Restate the full listing word for word and leave the pictures out.

>> begin STORED DATA

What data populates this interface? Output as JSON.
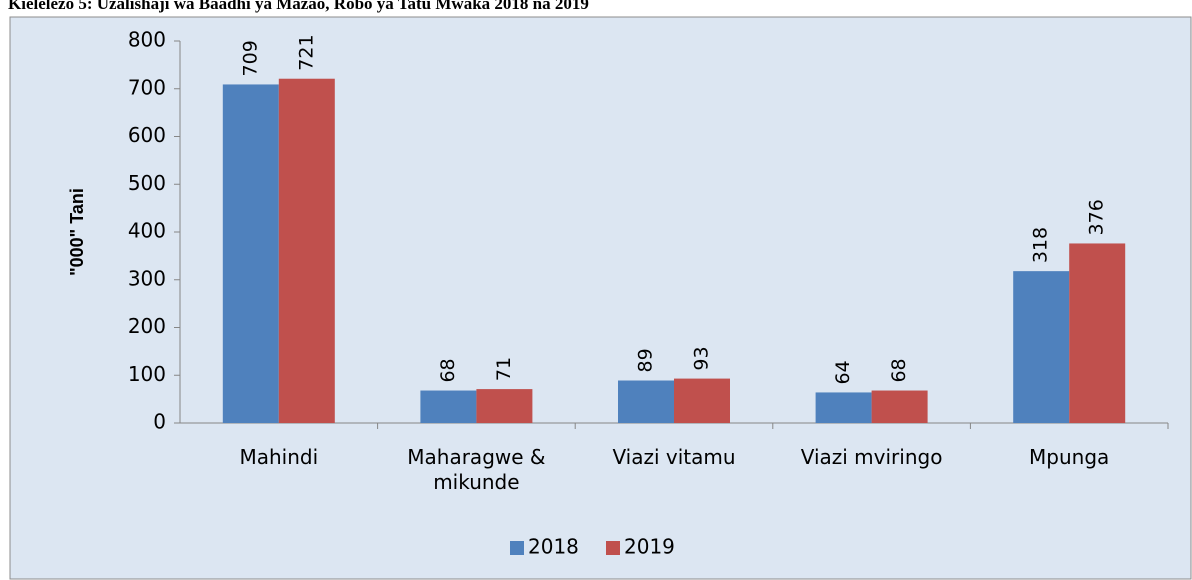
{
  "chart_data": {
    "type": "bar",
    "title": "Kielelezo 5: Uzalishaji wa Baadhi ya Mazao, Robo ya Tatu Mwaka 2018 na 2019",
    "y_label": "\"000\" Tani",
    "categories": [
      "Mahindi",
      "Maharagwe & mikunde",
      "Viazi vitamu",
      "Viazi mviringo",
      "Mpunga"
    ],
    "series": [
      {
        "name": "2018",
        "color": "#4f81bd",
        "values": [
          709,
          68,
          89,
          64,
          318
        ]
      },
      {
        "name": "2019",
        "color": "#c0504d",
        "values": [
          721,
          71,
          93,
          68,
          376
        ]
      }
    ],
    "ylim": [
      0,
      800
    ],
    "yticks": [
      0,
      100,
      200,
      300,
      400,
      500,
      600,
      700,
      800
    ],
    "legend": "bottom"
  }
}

>> end STORED DATA

-- FULL OUTPUT --
What data populates this interface? Output as JSON.
{
  "chart_data": {
    "type": "bar",
    "title": "Kielelezo 5: Uzalishaji wa Baadhi ya Mazao, Robo ya Tatu Mwaka 2018 na 2019",
    "y_label": "\"000\" Tani",
    "categories": [
      "Mahindi",
      "Maharagwe & mikunde",
      "Viazi vitamu",
      "Viazi mviringo",
      "Mpunga"
    ],
    "series": [
      {
        "name": "2018",
        "color": "#4f81bd",
        "values": [
          709,
          68,
          89,
          64,
          318
        ]
      },
      {
        "name": "2019",
        "color": "#c0504d",
        "values": [
          721,
          71,
          93,
          68,
          376
        ]
      }
    ],
    "ylim": [
      0,
      800
    ],
    "yticks": [
      0,
      100,
      200,
      300,
      400,
      500,
      600,
      700,
      800
    ],
    "legend": "bottom"
  }
}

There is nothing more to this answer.